Return the material word for word. Do not include the pictures.

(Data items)
start
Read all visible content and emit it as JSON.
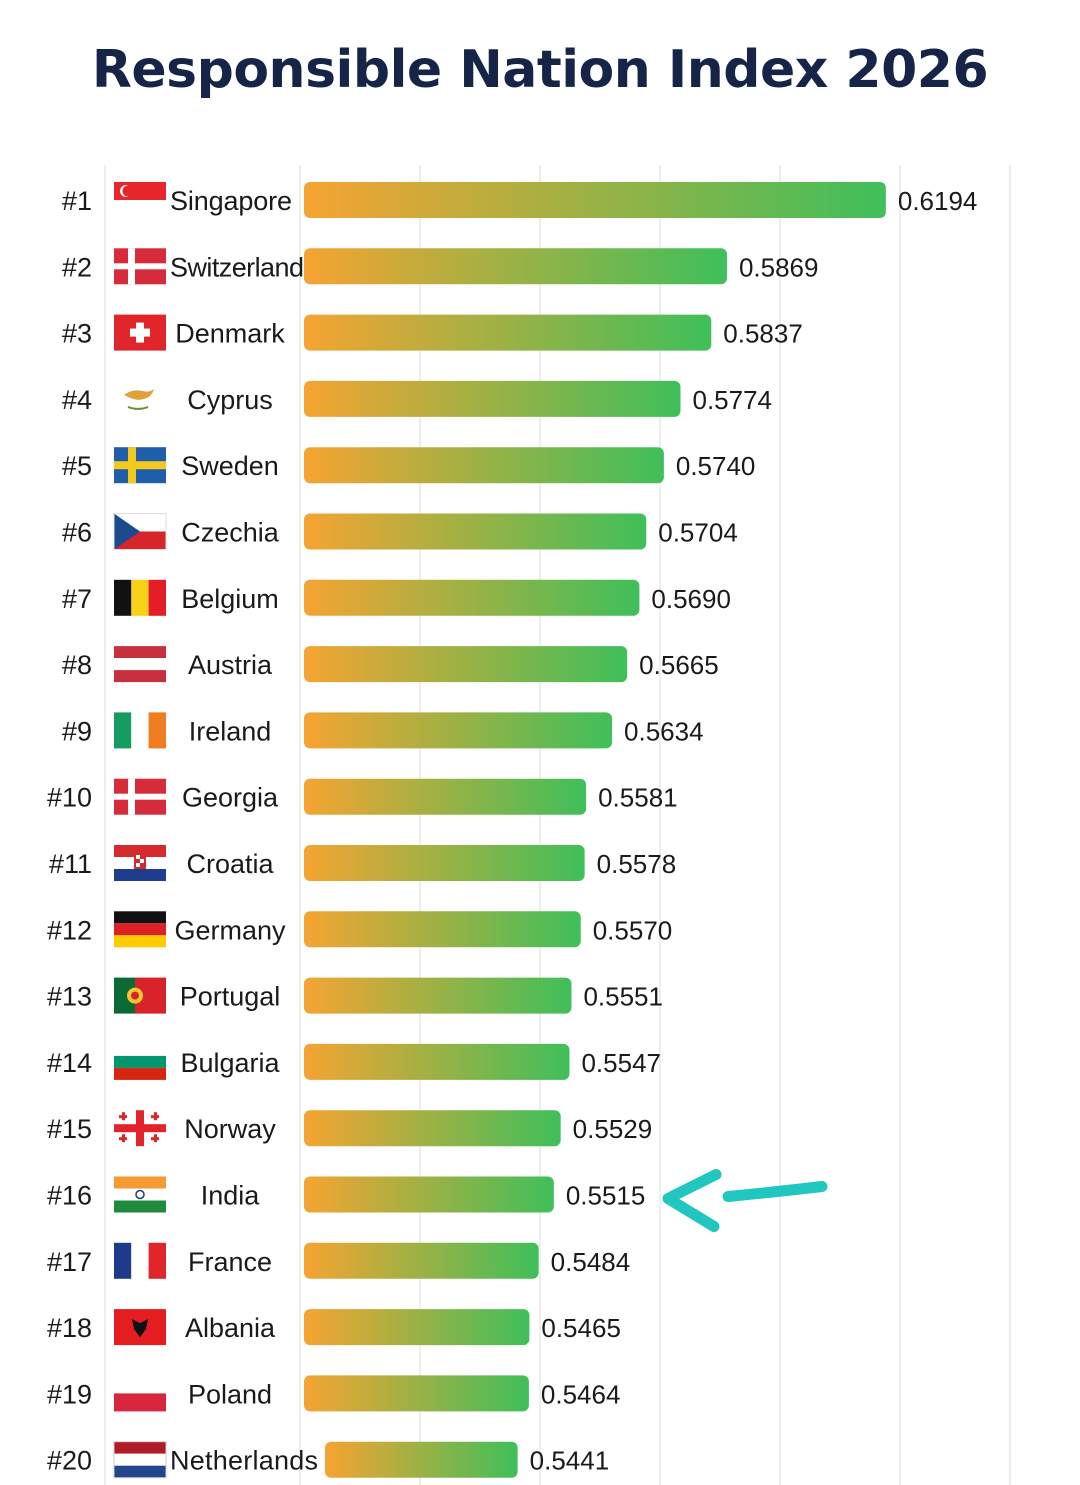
{
  "colors": {
    "title": "#152447",
    "bar_start": "#f6a431",
    "bar_end": "#3fbf5a",
    "arrow": "#21c6c0",
    "grid": "#eeeeee"
  },
  "chart_data": {
    "type": "bar",
    "orientation": "horizontal",
    "title": "Responsible Nation Index 2026",
    "xlabel": "",
    "ylabel": "",
    "grid": true,
    "highlight": "India",
    "rows": [
      {
        "rank": "#1",
        "country": "Singapore",
        "value": 0.6194,
        "flag_icon": "singapore-flag-icon"
      },
      {
        "rank": "#2",
        "country": "Switzerland",
        "value": 0.5869,
        "flag_icon": "denmark-flag-icon"
      },
      {
        "rank": "#3",
        "country": "Denmark",
        "value": 0.5837,
        "flag_icon": "switzerland-flag-icon"
      },
      {
        "rank": "#4",
        "country": "Cyprus",
        "value": 0.5774,
        "flag_icon": "cyprus-flag-icon"
      },
      {
        "rank": "#5",
        "country": "Sweden",
        "value": 0.574,
        "flag_icon": "sweden-flag-icon"
      },
      {
        "rank": "#6",
        "country": "Czechia",
        "value": 0.5704,
        "flag_icon": "czechia-flag-icon"
      },
      {
        "rank": "#7",
        "country": "Belgium",
        "value": 0.569,
        "flag_icon": "belgium-flag-icon"
      },
      {
        "rank": "#8",
        "country": "Austria",
        "value": 0.5665,
        "flag_icon": "austria-flag-icon"
      },
      {
        "rank": "#9",
        "country": "Ireland",
        "value": 0.5634,
        "flag_icon": "ireland-flag-icon"
      },
      {
        "rank": "#10",
        "country": "Georgia",
        "value": 0.5581,
        "flag_icon": "denmark-flag-icon"
      },
      {
        "rank": "#11",
        "country": "Croatia",
        "value": 0.5578,
        "flag_icon": "croatia-flag-icon"
      },
      {
        "rank": "#12",
        "country": "Germany",
        "value": 0.557,
        "flag_icon": "germany-flag-icon"
      },
      {
        "rank": "#13",
        "country": "Portugal",
        "value": 0.5551,
        "flag_icon": "portugal-flag-icon"
      },
      {
        "rank": "#14",
        "country": "Bulgaria",
        "value": 0.5547,
        "flag_icon": "bulgaria-flag-icon"
      },
      {
        "rank": "#15",
        "country": "Norway",
        "value": 0.5529,
        "flag_icon": "georgia-flag-icon"
      },
      {
        "rank": "#16",
        "country": "India",
        "value": 0.5515,
        "flag_icon": "india-flag-icon"
      },
      {
        "rank": "#17",
        "country": "France",
        "value": 0.5484,
        "flag_icon": "france-flag-icon"
      },
      {
        "rank": "#18",
        "country": "Albania",
        "value": 0.5465,
        "flag_icon": "albania-flag-icon"
      },
      {
        "rank": "#19",
        "country": "Poland",
        "value": 0.5464,
        "flag_icon": "poland-flag-icon"
      },
      {
        "rank": "#20",
        "country": "Netherlands",
        "value": 0.5441,
        "flag_icon": "netherlands-flag-icon"
      }
    ]
  }
}
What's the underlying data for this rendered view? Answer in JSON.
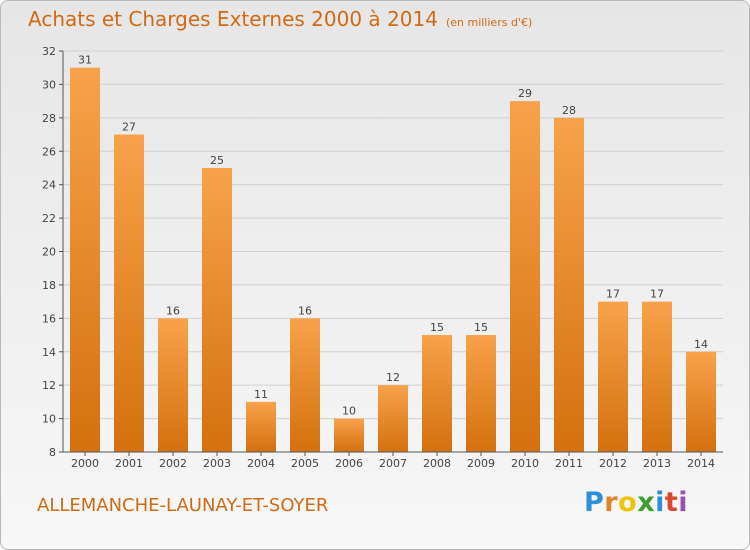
{
  "page": {
    "title": "Achats et Charges Externes 2000 à 2014",
    "unit_note": "(en milliers d'€)",
    "commune": "ALLEMANCHE-LAUNAY-ET-SOYER",
    "logo": {
      "letters": [
        "P",
        "r",
        "o",
        "x",
        "i",
        "t",
        "i"
      ]
    }
  },
  "colors": {
    "title": "#d06a14",
    "bar_top": "#f7a24a",
    "bar_bottom": "#d4700f",
    "axis": "#555555",
    "grid": "#d0d0d0"
  },
  "chart_data": {
    "type": "bar",
    "categories": [
      "2000",
      "2001",
      "2002",
      "2003",
      "2004",
      "2005",
      "2006",
      "2007",
      "2008",
      "2009",
      "2010",
      "2011",
      "2012",
      "2013",
      "2014"
    ],
    "values": [
      31,
      27,
      16,
      25,
      11,
      16,
      10,
      12,
      15,
      15,
      29,
      28,
      17,
      17,
      14
    ],
    "title": "Achats et Charges Externes 2000 à 2014",
    "ylim": [
      8,
      32
    ],
    "yticks": [
      8,
      10,
      12,
      14,
      16,
      18,
      20,
      22,
      24,
      26,
      28,
      30,
      32
    ],
    "grid": true,
    "legend": "none"
  }
}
end
_COMPLETED TASK:_
Read all visible content and emit it as JSON.
{
  "colors": {
    "title": "#152447",
    "bar_start": "#f6a431",
    "bar_end": "#3fbf5a",
    "arrow": "#21c6c0",
    "grid": "#eeeeee"
  },
  "chart_data": {
    "type": "bar",
    "orientation": "horizontal",
    "title": "Responsible Nation Index 2026",
    "xlabel": "",
    "ylabel": "",
    "grid": true,
    "highlight": "India",
    "rows": [
      {
        "rank": "#1",
        "country": "Singapore",
        "value": 0.6194,
        "flag_icon": "singapore-flag-icon"
      },
      {
        "rank": "#2",
        "country": "Switzerland",
        "value": 0.5869,
        "flag_icon": "denmark-flag-icon"
      },
      {
        "rank": "#3",
        "country": "Denmark",
        "value": 0.5837,
        "flag_icon": "switzerland-flag-icon"
      },
      {
        "rank": "#4",
        "country": "Cyprus",
        "value": 0.5774,
        "flag_icon": "cyprus-flag-icon"
      },
      {
        "rank": "#5",
        "country": "Sweden",
        "value": 0.574,
        "flag_icon": "sweden-flag-icon"
      },
      {
        "rank": "#6",
        "country": "Czechia",
        "value": 0.5704,
        "flag_icon": "czechia-flag-icon"
      },
      {
        "rank": "#7",
        "country": "Belgium",
        "value": 0.569,
        "flag_icon": "belgium-flag-icon"
      },
      {
        "rank": "#8",
        "country": "Austria",
        "value": 0.5665,
        "flag_icon": "austria-flag-icon"
      },
      {
        "rank": "#9",
        "country": "Ireland",
        "value": 0.5634,
        "flag_icon": "ireland-flag-icon"
      },
      {
        "rank": "#10",
        "country": "Georgia",
        "value": 0.5581,
        "flag_icon": "denmark-flag-icon"
      },
      {
        "rank": "#11",
        "country": "Croatia",
        "value": 0.5578,
        "flag_icon": "croatia-flag-icon"
      },
      {
        "rank": "#12",
        "country": "Germany",
        "value": 0.557,
        "flag_icon": "germany-flag-icon"
      },
      {
        "rank": "#13",
        "country": "Portugal",
        "value": 0.5551,
        "flag_icon": "portugal-flag-icon"
      },
      {
        "rank": "#14",
        "country": "Bulgaria",
        "value": 0.5547,
        "flag_icon": "bulgaria-flag-icon"
      },
      {
        "rank": "#15",
        "country": "Norway",
        "value": 0.5529,
        "flag_icon": "georgia-flag-icon"
      },
      {
        "rank": "#16",
        "country": "India",
        "value": 0.5515,
        "flag_icon": "india-flag-icon"
      },
      {
        "rank": "#17",
        "country": "France",
        "value": 0.5484,
        "flag_icon": "france-flag-icon"
      },
      {
        "rank": "#18",
        "country": "Albania",
        "value": 0.5465,
        "flag_icon": "albania-flag-icon"
      },
      {
        "rank": "#19",
        "country": "Poland",
        "value": 0.5464,
        "flag_icon": "poland-flag-icon"
      },
      {
        "rank": "#20",
        "country": "Netherlands",
        "value": 0.5441,
        "flag_icon": "netherlands-flag-icon"
      }
    ]
  }
}
What's the underlying data for this rendered view? Answer in JSON.
{
  "page": {
    "title": "Achats et Charges Externes 2000 à 2014",
    "unit_note": "(en milliers d'€)",
    "commune": "ALLEMANCHE-LAUNAY-ET-SOYER",
    "logo": {
      "letters": [
        "P",
        "r",
        "o",
        "x",
        "i",
        "t",
        "i"
      ]
    }
  },
  "colors": {
    "title": "#d06a14",
    "bar_top": "#f7a24a",
    "bar_bottom": "#d4700f",
    "axis": "#555555",
    "grid": "#d0d0d0"
  },
  "chart_data": {
    "type": "bar",
    "categories": [
      "2000",
      "2001",
      "2002",
      "2003",
      "2004",
      "2005",
      "2006",
      "2007",
      "2008",
      "2009",
      "2010",
      "2011",
      "2012",
      "2013",
      "2014"
    ],
    "values": [
      31,
      27,
      16,
      25,
      11,
      16,
      10,
      12,
      15,
      15,
      29,
      28,
      17,
      17,
      14
    ],
    "title": "Achats et Charges Externes 2000 à 2014",
    "ylim": [
      8,
      32
    ],
    "yticks": [
      8,
      10,
      12,
      14,
      16,
      18,
      20,
      22,
      24,
      26,
      28,
      30,
      32
    ],
    "grid": true,
    "legend": "none"
  }
}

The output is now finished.